'''

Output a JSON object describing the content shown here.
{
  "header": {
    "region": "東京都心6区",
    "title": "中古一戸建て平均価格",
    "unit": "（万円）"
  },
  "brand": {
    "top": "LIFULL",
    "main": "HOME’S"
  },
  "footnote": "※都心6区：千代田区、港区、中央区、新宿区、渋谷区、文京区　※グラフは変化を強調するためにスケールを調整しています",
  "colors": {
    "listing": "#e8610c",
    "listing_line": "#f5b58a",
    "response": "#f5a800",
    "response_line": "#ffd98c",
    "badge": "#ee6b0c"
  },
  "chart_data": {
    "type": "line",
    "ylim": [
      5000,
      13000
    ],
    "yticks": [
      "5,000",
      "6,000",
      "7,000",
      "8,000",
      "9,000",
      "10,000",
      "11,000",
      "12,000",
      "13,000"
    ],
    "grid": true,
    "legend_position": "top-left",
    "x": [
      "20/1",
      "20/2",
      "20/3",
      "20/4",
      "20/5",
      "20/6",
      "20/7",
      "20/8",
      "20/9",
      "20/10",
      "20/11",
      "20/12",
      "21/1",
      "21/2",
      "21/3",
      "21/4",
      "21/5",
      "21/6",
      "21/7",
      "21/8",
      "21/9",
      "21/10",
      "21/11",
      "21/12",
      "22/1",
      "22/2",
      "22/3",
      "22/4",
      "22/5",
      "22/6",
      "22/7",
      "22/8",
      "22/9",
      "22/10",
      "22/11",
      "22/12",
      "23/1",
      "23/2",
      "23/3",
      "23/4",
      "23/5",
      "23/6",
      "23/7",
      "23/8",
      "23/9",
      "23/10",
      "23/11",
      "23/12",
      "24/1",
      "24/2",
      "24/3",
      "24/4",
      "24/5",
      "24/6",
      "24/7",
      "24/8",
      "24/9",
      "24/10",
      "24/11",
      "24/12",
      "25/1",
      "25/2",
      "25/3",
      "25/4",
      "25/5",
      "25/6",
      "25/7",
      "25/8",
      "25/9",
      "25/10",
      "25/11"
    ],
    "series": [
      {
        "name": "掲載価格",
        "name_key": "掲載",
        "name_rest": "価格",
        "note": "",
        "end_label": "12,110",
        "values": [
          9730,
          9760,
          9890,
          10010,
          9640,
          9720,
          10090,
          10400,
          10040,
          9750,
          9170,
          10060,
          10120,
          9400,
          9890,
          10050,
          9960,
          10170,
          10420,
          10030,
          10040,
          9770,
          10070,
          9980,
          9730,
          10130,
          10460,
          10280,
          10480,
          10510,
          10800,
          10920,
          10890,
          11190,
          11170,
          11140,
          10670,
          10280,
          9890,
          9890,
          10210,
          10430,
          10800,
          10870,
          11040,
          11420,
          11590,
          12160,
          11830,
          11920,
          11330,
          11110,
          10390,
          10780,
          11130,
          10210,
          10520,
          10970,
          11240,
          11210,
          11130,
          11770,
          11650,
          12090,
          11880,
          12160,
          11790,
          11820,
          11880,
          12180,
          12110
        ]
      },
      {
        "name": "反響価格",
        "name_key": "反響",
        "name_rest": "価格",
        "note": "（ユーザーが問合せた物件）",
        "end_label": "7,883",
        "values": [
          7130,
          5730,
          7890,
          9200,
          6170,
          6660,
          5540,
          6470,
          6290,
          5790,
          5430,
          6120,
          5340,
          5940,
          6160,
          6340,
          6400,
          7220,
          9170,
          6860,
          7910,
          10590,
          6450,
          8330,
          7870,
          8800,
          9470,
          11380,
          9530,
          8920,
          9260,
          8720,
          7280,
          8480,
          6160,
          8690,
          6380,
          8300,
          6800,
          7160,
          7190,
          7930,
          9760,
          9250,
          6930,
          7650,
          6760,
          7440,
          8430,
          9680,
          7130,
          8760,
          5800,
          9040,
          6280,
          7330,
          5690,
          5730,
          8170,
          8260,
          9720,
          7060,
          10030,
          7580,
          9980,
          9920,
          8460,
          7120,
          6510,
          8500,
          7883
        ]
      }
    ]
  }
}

'''

▸ Aim of the task
All entries must be repeated verbatim.

▸ Exercise result
Output a JSON object describing the content shown here.
{
  "header": {
    "region": "東京都心6区",
    "title": "中古一戸建て平均価格",
    "unit": "（万円）"
  },
  "brand": {
    "top": "LIFULL",
    "main": "HOME’S"
  },
  "footnote": "※都心6区：千代田区、港区、中央区、新宿区、渋谷区、文京区　※グラフは変化を強調するためにスケールを調整しています",
  "colors": {
    "listing": "#e8610c",
    "listing_line": "#f5b58a",
    "response": "#f5a800",
    "response_line": "#ffd98c",
    "badge": "#ee6b0c"
  },
  "chart_data": {
    "type": "line",
    "ylim": [
      5000,
      13000
    ],
    "yticks": [
      "5,000",
      "6,000",
      "7,000",
      "8,000",
      "9,000",
      "10,000",
      "11,000",
      "12,000",
      "13,000"
    ],
    "grid": true,
    "legend_position": "top-left",
    "x": [
      "20/1",
      "20/2",
      "20/3",
      "20/4",
      "20/5",
      "20/6",
      "20/7",
      "20/8",
      "20/9",
      "20/10",
      "20/11",
      "20/12",
      "21/1",
      "21/2",
      "21/3",
      "21/4",
      "21/5",
      "21/6",
      "21/7",
      "21/8",
      "21/9",
      "21/10",
      "21/11",
      "21/12",
      "22/1",
      "22/2",
      "22/3",
      "22/4",
      "22/5",
      "22/6",
      "22/7",
      "22/8",
      "22/9",
      "22/10",
      "22/11",
      "22/12",
      "23/1",
      "23/2",
      "23/3",
      "23/4",
      "23/5",
      "23/6",
      "23/7",
      "23/8",
      "23/9",
      "23/10",
      "23/11",
      "23/12",
      "24/1",
      "24/2",
      "24/3",
      "24/4",
      "24/5",
      "24/6",
      "24/7",
      "24/8",
      "24/9",
      "24/10",
      "24/11",
      "24/12",
      "25/1",
      "25/2",
      "25/3",
      "25/4",
      "25/5",
      "25/6",
      "25/7",
      "25/8",
      "25/9",
      "25/10",
      "25/11"
    ],
    "series": [
      {
        "name": "掲載価格",
        "name_key": "掲載",
        "name_rest": "価格",
        "note": "",
        "end_label": "12,110",
        "values": [
          9730,
          9760,
          9890,
          10010,
          9640,
          9720,
          10090,
          10400,
          10040,
          9750,
          9170,
          10060,
          10120,
          9400,
          9890,
          10050,
          9960,
          10170,
          10420,
          10030,
          10040,
          9770,
          10070,
          9980,
          9730,
          10130,
          10460,
          10280,
          10480,
          10510,
          10800,
          10920,
          10890,
          11190,
          11170,
          11140,
          10670,
          10280,
          9890,
          9890,
          10210,
          10430,
          10800,
          10870,
          11040,
          11420,
          11590,
          12160,
          11830,
          11920,
          11330,
          11110,
          10390,
          10780,
          11130,
          10210,
          10520,
          10970,
          11240,
          11210,
          11130,
          11770,
          11650,
          12090,
          11880,
          12160,
          11790,
          11820,
          11880,
          12180,
          12110
        ]
      },
      {
        "name": "反響価格",
        "name_key": "反響",
        "name_rest": "価格",
        "note": "（ユーザーが問合せた物件）",
        "end_label": "7,883",
        "values": [
          7130,
          5730,
          7890,
          9200,
          6170,
          6660,
          5540,
          6470,
          6290,
          5790,
          5430,
          6120,
          5340,
          5940,
          6160,
          6340,
          6400,
          7220,
          9170,
          6860,
          7910,
          10590,
          6450,
          8330,
          7870,
          8800,
          9470,
          11380,
          9530,
          8920,
          9260,
          8720,
          7280,
          8480,
          6160,
          8690,
          6380,
          8300,
          6800,
          7160,
          7190,
          7930,
          9760,
          9250,
          6930,
          7650,
          6760,
          7440,
          8430,
          9680,
          7130,
          8760,
          5800,
          9040,
          6280,
          7330,
          5690,
          5730,
          8170,
          8260,
          9720,
          7060,
          10030,
          7580,
          9980,
          9920,
          8460,
          7120,
          6510,
          8500,
          7883
        ]
      }
    ]
  }
}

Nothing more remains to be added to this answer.